- _Supplied material_
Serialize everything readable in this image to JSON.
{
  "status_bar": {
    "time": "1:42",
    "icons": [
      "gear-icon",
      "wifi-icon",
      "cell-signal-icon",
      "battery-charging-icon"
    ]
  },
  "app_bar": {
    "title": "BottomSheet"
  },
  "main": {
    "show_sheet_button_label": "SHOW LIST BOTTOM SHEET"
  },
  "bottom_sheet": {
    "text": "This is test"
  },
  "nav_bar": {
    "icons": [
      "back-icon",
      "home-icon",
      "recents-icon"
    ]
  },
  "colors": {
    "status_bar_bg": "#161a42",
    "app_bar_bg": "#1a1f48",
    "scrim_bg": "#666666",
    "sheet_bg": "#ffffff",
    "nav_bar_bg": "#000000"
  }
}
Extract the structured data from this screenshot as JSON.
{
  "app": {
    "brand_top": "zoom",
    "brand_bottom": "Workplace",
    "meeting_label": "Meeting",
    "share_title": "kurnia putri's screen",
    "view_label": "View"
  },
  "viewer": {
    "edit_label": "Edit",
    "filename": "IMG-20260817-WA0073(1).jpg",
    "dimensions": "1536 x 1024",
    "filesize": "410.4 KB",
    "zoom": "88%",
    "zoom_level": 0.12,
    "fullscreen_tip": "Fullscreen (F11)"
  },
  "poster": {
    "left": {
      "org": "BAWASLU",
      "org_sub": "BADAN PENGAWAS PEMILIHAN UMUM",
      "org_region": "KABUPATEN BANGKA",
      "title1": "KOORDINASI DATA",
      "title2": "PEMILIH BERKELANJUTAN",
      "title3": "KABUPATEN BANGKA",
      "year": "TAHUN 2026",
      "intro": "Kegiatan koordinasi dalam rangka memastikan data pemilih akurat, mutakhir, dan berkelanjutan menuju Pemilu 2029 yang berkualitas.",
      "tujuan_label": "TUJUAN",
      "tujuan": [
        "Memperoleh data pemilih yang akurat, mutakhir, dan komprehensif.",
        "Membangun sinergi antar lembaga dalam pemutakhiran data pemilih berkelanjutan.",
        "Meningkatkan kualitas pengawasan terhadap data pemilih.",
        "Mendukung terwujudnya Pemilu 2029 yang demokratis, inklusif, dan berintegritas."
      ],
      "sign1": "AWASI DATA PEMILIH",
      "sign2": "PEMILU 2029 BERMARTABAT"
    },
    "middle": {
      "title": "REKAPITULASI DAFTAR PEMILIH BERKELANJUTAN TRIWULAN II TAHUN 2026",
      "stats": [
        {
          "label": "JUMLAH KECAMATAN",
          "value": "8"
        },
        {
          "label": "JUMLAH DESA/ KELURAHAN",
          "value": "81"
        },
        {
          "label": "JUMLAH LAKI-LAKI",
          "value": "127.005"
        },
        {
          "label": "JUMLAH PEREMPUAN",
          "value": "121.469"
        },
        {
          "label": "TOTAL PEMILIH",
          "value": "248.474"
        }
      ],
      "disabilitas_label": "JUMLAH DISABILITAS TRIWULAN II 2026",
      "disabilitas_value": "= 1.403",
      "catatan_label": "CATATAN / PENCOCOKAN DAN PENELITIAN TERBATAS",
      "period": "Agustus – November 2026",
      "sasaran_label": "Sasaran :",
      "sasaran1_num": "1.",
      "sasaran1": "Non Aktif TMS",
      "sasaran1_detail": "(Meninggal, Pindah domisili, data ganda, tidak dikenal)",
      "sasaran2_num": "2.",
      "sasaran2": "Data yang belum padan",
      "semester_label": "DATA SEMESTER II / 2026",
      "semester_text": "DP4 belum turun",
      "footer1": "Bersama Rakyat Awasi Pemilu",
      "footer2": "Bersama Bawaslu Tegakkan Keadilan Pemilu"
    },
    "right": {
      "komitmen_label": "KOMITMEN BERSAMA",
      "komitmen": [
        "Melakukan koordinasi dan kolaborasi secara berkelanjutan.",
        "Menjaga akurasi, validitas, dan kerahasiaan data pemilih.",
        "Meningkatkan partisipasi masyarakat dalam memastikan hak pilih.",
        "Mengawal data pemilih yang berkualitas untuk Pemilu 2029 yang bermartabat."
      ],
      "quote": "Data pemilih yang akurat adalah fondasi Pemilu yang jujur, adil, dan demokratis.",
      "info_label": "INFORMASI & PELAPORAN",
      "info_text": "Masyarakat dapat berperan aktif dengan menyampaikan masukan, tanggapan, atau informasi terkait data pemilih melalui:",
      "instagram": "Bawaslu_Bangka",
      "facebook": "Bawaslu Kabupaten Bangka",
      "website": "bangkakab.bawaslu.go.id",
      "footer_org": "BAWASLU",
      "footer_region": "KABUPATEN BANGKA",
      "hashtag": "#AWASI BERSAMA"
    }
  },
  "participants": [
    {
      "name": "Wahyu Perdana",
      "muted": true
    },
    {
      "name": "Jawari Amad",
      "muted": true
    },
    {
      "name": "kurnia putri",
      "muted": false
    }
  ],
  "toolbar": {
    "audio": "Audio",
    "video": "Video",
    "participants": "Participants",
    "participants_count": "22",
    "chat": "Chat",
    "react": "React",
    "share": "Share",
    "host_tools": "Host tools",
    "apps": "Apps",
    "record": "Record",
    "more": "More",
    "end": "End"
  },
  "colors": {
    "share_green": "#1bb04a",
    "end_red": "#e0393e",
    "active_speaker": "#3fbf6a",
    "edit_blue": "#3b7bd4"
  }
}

- _What is needed_
The answer must consist solely of the number of lines in the entries that contain the word "JSON".

- _Exercise result_
2